[WHAT TO PRODUCE] Look for the line with "What text is on this page?" in the entries below, then extract that line and all lines after it exactly, with pictures left out.

Extracted records:
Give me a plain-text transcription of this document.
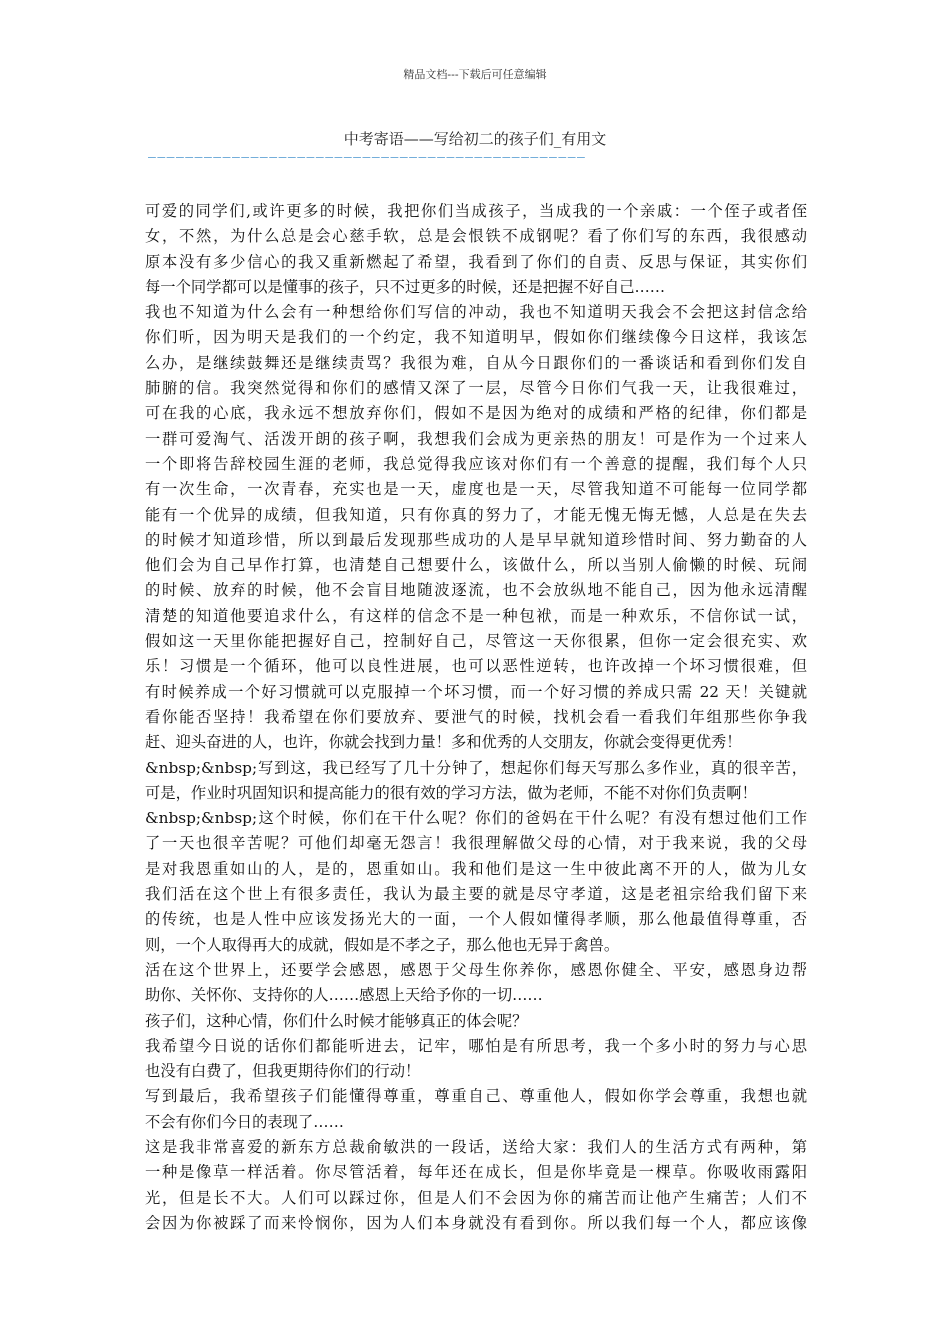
精品文档---下载后可任意编辑
中考寄语——写给初二的孩子们_有用文
———————————————————————————————————————————————
可爱的同学们,或许更多的时候，我把你们当成孩子，当成我的一个亲戚：一个侄子或者侄
女，不然，为什么总是会心慈手软，总是会恨铁不成钢呢？看了你们写的东西，我很感动
原本没有多少信心的我又重新燃起了希望，我看到了你们的自责、反思与保证，其实你们
每一个同学都可以是懂事的孩子，只不过更多的时候，还是把握不好自己……
我也不知道为什么会有一种想给你们写信的冲动，我也不知道明天我会不会把这封信念给
你们听，因为明天是我们的一个约定，我不知道明早，假如你们继续像今日这样，我该怎
么办，是继续鼓舞还是继续责骂？我很为难，自从今日跟你们的一番谈话和看到你们发自
肺腑的信。我突然觉得和你们的感情又深了一层，尽管今日你们气我一天，让我很难过，
可在我的心底，我永远不想放弃你们，假如不是因为绝对的成绩和严格的纪律，你们都是
一群可爱淘气、活泼开朗的孩子啊，我想我们会成为更亲热的朋友！可是作为一个过来人
一个即将告辞校园生涯的老师，我总觉得我应该对你们有一个善意的提醒，我们每个人只
有一次生命，一次青春，充实也是一天，虚度也是一天，尽管我知道不可能每一位同学都
能有一个优异的成绩，但我知道，只有你真的努力了，才能无愧无悔无憾，人总是在失去
的时候才知道珍惜，所以到最后发现那些成功的人是早早就知道珍惜时间、努力勤奋的人
他们会为自己早作打算，也清楚自己想要什么，该做什么，所以当别人偷懒的时候、玩闹
的时候、放弃的时候，他不会盲目地随波逐流，也不会放纵地不能自己，因为他永远清醒
清楚的知道他要追求什么，有这样的信念不是一种包袱，而是一种欢乐，不信你试一试，
假如这一天里你能把握好自己，控制好自己，尽管这一天你很累，但你一定会很充实、欢
乐！习惯是一个循环，他可以良性进展，也可以恶性逆转，也许改掉一个坏习惯很难，但
有时候养成一个好习惯就可以克服掉一个坏习惯，而一个好习惯的养成只需 22 天！关键就
看你能否坚持！我希望在你们要放弃、要泄气的时候，找机会看一看我们年组那些你争我
赶、迎头奋进的人，也许，你就会找到力量！多和优秀的人交朋友，你就会变得更优秀！
&nbsp;&nbsp;写到这，我已经写了几十分钟了，想起你们每天写那么多作业，真的很辛苦，
可是，作业时巩固知识和提高能力的很有效的学习方法，做为老师，不能不对你们负责啊！
&nbsp;&nbsp;这个时候，你们在干什么呢？你们的爸妈在干什么呢？有没有想过他们工作
了一天也很辛苦呢？可他们却毫无怨言！我很理解做父母的心情，对于我来说，我的父母
是对我恩重如山的人，是的，恩重如山。我和他们是这一生中彼此离不开的人，做为儿女
我们活在这个世上有很多责任，我认为最主要的就是尽守孝道，这是老祖宗给我们留下来
的传统，也是人性中应该发扬光大的一面，一个人假如懂得孝顺，那么他最值得尊重，否
则，一个人取得再大的成就，假如是不孝之子，那么他也无异于禽兽。
活在这个世界上，还要学会感恩，感恩于父母生你养你，感恩你健全、平安，感恩身边帮
助你、关怀你、支持你的人……感恩上天给予你的一切……
孩子们，这种心情，你们什么时候才能够真正的体会呢？
我希望今日说的话你们都能听进去，记牢，哪怕是有所思考，我一个多小时的努力与心思
也没有白费了，但我更期待你们的行动！
写到最后，我希望孩子们能懂得尊重，尊重自己、尊重他人，假如你学会尊重，我想也就
不会有你们今日的表现了……
这是我非常喜爱的新东方总裁俞敏洪的一段话，送给大家：我们人的生活方式有两种，第
一种是像草一样活着。你尽管活着，每年还在成长，但是你毕竟是一棵草。你吸收雨露阳
光，但是长不大。人们可以踩过你，但是人们不会因为你的痛苦而让他产生痛苦；人们不
会因为你被踩了而来怜悯你，因为人们本身就没有看到你。所以我们每一个人，都应该像
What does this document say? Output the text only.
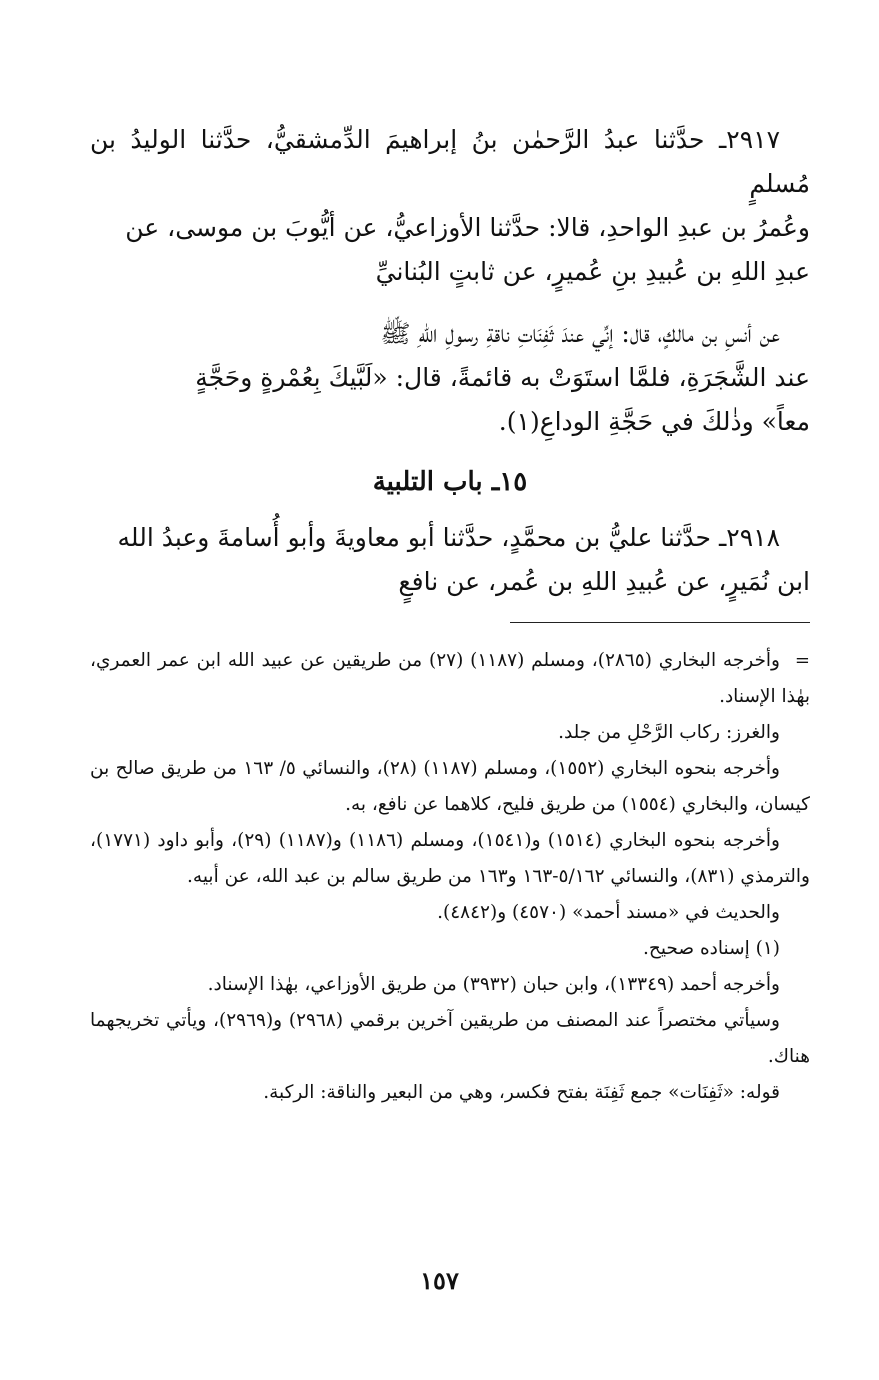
٢٩١٧ـ حدَّثنا عبدُ الرَّحمٰن بنُ إبراهيمَ الدِّمشقيُّ، حدَّثنا الوليدُ بن مُسلمٍ

وعُمرُ بن عبدِ الواحدِ، قالا: حدَّثنا الأوزاعيُّ، عن أيُّوبَ بن موسى، عن

عبدِ اللهِ بن عُبيدِ بنِ عُميرٍ، عن ثابتٍ البُنانيِّ

عن أنسِ بن مالكٍ، قال: إنِّي عندَ ثَفِنَاتِ ناقةِ رسولِ اللهِ ﷺ

عند الشَّجَرَةِ، فلمَّا استَوَتْ به قائمةً، قال: «لَبَّيكَ بِعُمْرةٍ وحَجَّةٍ

معاً» وذٰلكَ في حَجَّةِ الوداعِ(١).

١٥ـ باب التلبية

٢٩١٨ـ حدَّثنا عليُّ بن محمَّدٍ، حدَّثنا أبو معاويةَ وأبو أُسامةَ وعبدُ الله

ابن نُمَيرٍ، عن عُبيدِ اللهِ بن عُمر، عن نافعٍ

=
وأخرجه البخاري (٢٨٦٥)، ومسلم (١١٨٧) (٢٧) من طريقين عن عبيد الله ابن عمر العمري، بهٰذا الإسناد.

والغرز: ركاب الرَّحْلِ من جلد.

وأخرجه بنحوه البخاري (١٥٥٢)، ومسلم (١١٨٧) (٢٨)، والنسائي ٥/ ١٦٣ من طريق صالح بن كيسان، والبخاري (١٥٥٤) من طريق فليح، كلاهما عن نافع، به.

وأخرجه بنحوه البخاري (١٥١٤) و(١٥٤١)، ومسلم (١١٨٦) و(١١٨٧) (٢٩)، وأبو داود (١٧٧١)، والترمذي (٨٣١)، والنسائي ٥/١٦٢-١٦٣ و١٦٣ من طريق سالم بن عبد الله، عن أبيه.

والحديث في «مسند أحمد» (٤٥٧٠) و(٤٨٤٢).

(١) إسناده صحيح.

وأخرجه أحمد (١٣٣٤٩)، وابن حبان (٣٩٣٢) من طريق الأوزاعي، بهٰذا الإسناد.

وسيأتي مختصراً عند المصنف من طريقين آخرين برقمي (٢٩٦٨) و(٢٩٦٩)، ويأتي تخريجهما هناك.

قوله: «ثَفِنَات» جمع ثَفِنَة بفتح فكسر، وهي من البعير والناقة: الركبة.

١٥٧
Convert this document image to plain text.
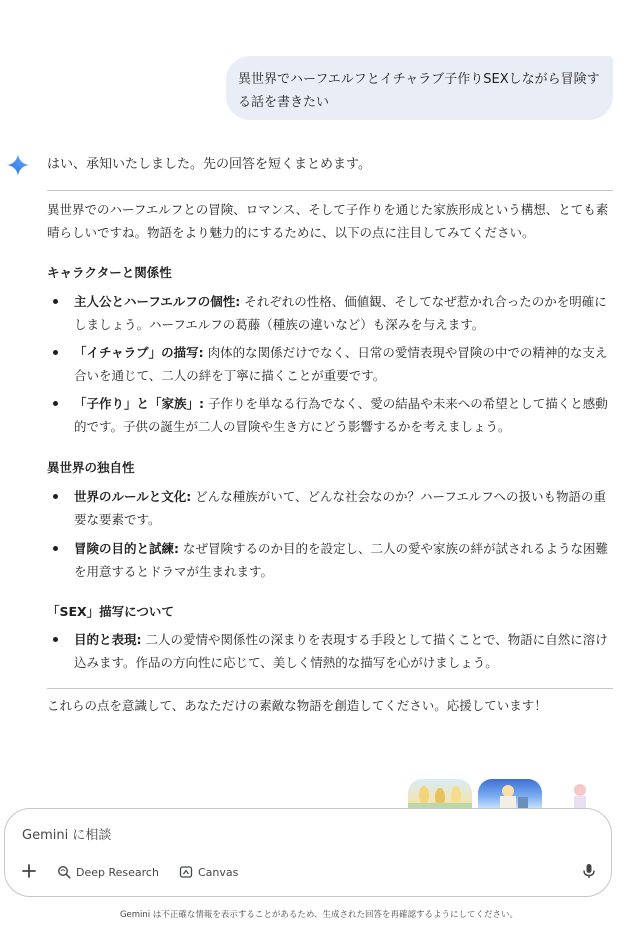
異世界でハーフエルフとイチャラブ子作りSEXしながら冒険する話を書きたい
はい、承知いたしました。先の回答を短くまとめます。
異世界でのハーフエルフとの冒険、ロマンス、そして子作りを通じた家族形成という構想、とても素晴らしいですね。物語をより魅力的にするために、以下の点に注目してみてください。
キャラクターと関係性
主人公とハーフエルフの個性: それぞれの性格、価値観、そしてなぜ惹かれ合ったのかを明確にしましょう。ハーフエルフの葛藤（種族の違いなど）も深みを与えます。
「イチャラブ」の描写: 肉体的な関係だけでなく、日常の愛情表現や冒険の中での精神的な支え合いを通じて、二人の絆を丁寧に描くことが重要です。
「子作り」と「家族」: 子作りを単なる行為でなく、愛の結晶や未来への希望として描くと感動的です。子供の誕生が二人の冒険や生き方にどう影響するかを考えましょう。
異世界の独自性
世界のルールと文化: どんな種族がいて、どんな社会なのか？ハーフエルフへの扱いも物語の重要な要素です。
冒険の目的と試練: なぜ冒険するのか目的を設定し、二人の愛や家族の絆が試されるような困難を用意するとドラマが生まれます。
「SEX」描写について
目的と表現: 二人の愛情や関係性の深まりを表現する手段として描くことで、物語に自然に溶け込みます。作品の方向性に応じて、美しく情熱的な描写を心がけましょう。
これらの点を意識して、あなただけの素敵な物語を創造してください。応援しています！
Gemini に相談
Deep Research	Canvas
Gemini は不正確な情報を表示することがあるため、生成された回答を再確認するようにしてください。
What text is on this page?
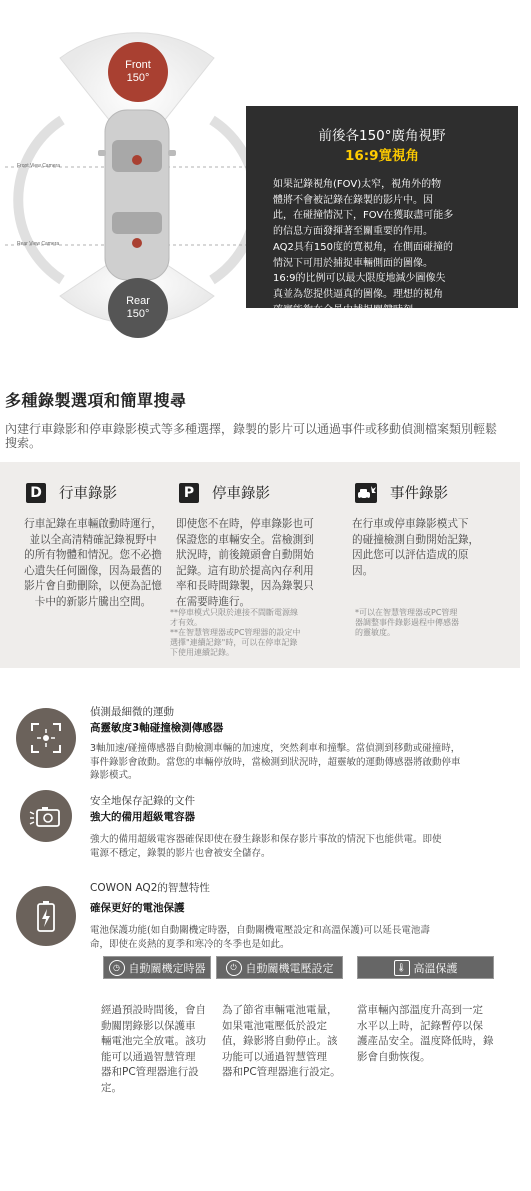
Front
150°
Rear
150°
Front View Camera
Rear View Camera
前後各150°廣角視野
16:9寬視角
如果記錄視角(FOV)太窄，視角外的物
體將不會被記錄在錄製的影片中。因
此，在碰撞情況下，FOV在獲取盡可能多
的信息方面發揮著至關重要的作用。
AQ2具有150度的寬視角，在側面碰撞的
情況下可用於捕捉車輛側面的圖像。
16:9的比例可以最大限度地減少圖像失
真並為您提供逼真的圖像。理想的視角
確實能夠在全景中捕捉關鍵時刻。
多種錄製選項和簡單搜尋

內建行車錄影和停車錄影模式等多種選擇，錄製的影片可以通過事件或移動偵測檔案類別輕鬆搜索。

D 行車錄影	P	停車錄影	事件錄影
行車記錄在車輛啟動時運行，
並以全高清精確記錄視野中
的所有物體和情況。您不必擔
心遺失任何圖像，因為最舊的
影片會自動刪除，以便為記憶
卡中的新影片騰出空間。
即使您不在時，停車錄影也可
保證您的車輛安全。當檢測到
狀況時，前後鏡頭會自動開始
記錄。這有助於提高內存利用
率和長時間錄製，因為錄製只
在需要時進行。
在行車或停車錄影模式下
的碰撞檢測自動開始記錄，
因此您可以評估造成的原
因。
**停車模式只限於連接不間斷電源線
才有效。
**在智慧管理器或PC管理器的設定中
選擇"連續記錄"時，可以在停車記錄
下使用連續記錄。
*可以在智慧管理器或PC管理
器調整事件錄影過程中傳感器
的靈敏度。
偵測最細微的運動
高靈敏度3軸碰撞檢測傳感器
3軸加速/碰撞傳感器自動檢測車輛的加速度，突然剎車和撞擊。當偵測到移動或碰撞時，
事件錄影會啟動。當您的車輛停放時，當檢測到狀況時，超靈敏的運動傳感器將啟動停車
錄影模式。
安全地保存記錄的文件
強大的備用超級電容器
強大的備用超級電容器確保即使在發生錄影和保存影片事故的情況下也能供電。即使
電源不穩定，錄製的影片也會被安全儲存。
COWON AQ2的智慧特性
確保更好的電池保護
電池保護功能(如自動關機定時器，自動關機電壓設定和高溫保護)可以延長電池壽
命，即使在炎熱的夏季和寒冷的冬季也是如此。
◷ 自動關機定時器	⏻ 自動關機電壓設定	🌡 高溫保護
經過預設時間後，會自
動關閉錄影以保護車
輛電池完全放電。該功
能可以通過智慧管理
器和PC管理器進行設
定。
為了節省車輛電池電量，
如果電池電壓低於設定
值，錄影將自動停止。該
功能可以通過智慧管理
器和PC管理器進行設定。
當車輛內部溫度升高到一定
水平以上時，記錄暫停以保
護產品安全。溫度降低時，錄
影會自動恢復。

[SOLUTION]
What text is on this page?
Front
150°
Rear
150°
Front View Camera
Rear View Camera
前後各150°廣角視野
16:9寬視角
如果記錄視角(FOV)太窄，視角外的物
體將不會被記錄在錄製的影片中。因
此，在碰撞情況下，FOV在獲取盡可能多
的信息方面發揮著至關重要的作用。
AQ2具有150度的寬視角，在側面碰撞的
情況下可用於捕捉車輛側面的圖像。
16:9的比例可以最大限度地減少圖像失
真並為您提供逼真的圖像。理想的視角
確實能夠在全景中捕捉關鍵時刻。
多種錄製選項和簡單搜尋

內建行車錄影和停車錄影模式等多種選擇，錄製的影片可以通過事件或移動偵測檔案類別輕鬆搜索。

D 行車錄影	P	停車錄影	事件錄影
行車記錄在車輛啟動時運行，
並以全高清精確記錄視野中
的所有物體和情況。您不必擔
心遺失任何圖像，因為最舊的
影片會自動刪除，以便為記憶
卡中的新影片騰出空間。
即使您不在時，停車錄影也可
保證您的車輛安全。當檢測到
狀況時，前後鏡頭會自動開始
記錄。這有助於提高內存利用
率和長時間錄製，因為錄製只
在需要時進行。
在行車或停車錄影模式下
的碰撞檢測自動開始記錄，
因此您可以評估造成的原
因。
**停車模式只限於連接不間斷電源線
才有效。
**在智慧管理器或PC管理器的設定中
選擇"連續記錄"時，可以在停車記錄
下使用連續記錄。
*可以在智慧管理器或PC管理
器調整事件錄影過程中傳感器
的靈敏度。
偵測最細微的運動
高靈敏度3軸碰撞檢測傳感器
3軸加速/碰撞傳感器自動檢測車輛的加速度，突然剎車和撞擊。當偵測到移動或碰撞時，
事件錄影會啟動。當您的車輛停放時，當檢測到狀況時，超靈敏的運動傳感器將啟動停車
錄影模式。
安全地保存記錄的文件
強大的備用超級電容器
強大的備用超級電容器確保即使在發生錄影和保存影片事故的情況下也能供電。即使
電源不穩定，錄製的影片也會被安全儲存。
COWON AQ2的智慧特性
確保更好的電池保護
電池保護功能(如自動關機定時器，自動關機電壓設定和高溫保護)可以延長電池壽
命，即使在炎熱的夏季和寒冷的冬季也是如此。
◷ 自動關機定時器	⏻ 自動關機電壓設定	🌡 高溫保護
經過預設時間後，會自
動關閉錄影以保護車
輛電池完全放電。該功
能可以通過智慧管理
器和PC管理器進行設
定。
為了節省車輛電池電量，
如果電池電壓低於設定
值，錄影將自動停止。該
功能可以通過智慧管理
器和PC管理器進行設定。
當車輛內部溫度升高到一定
水平以上時，記錄暫停以保
護產品安全。溫度降低時，錄
影會自動恢復。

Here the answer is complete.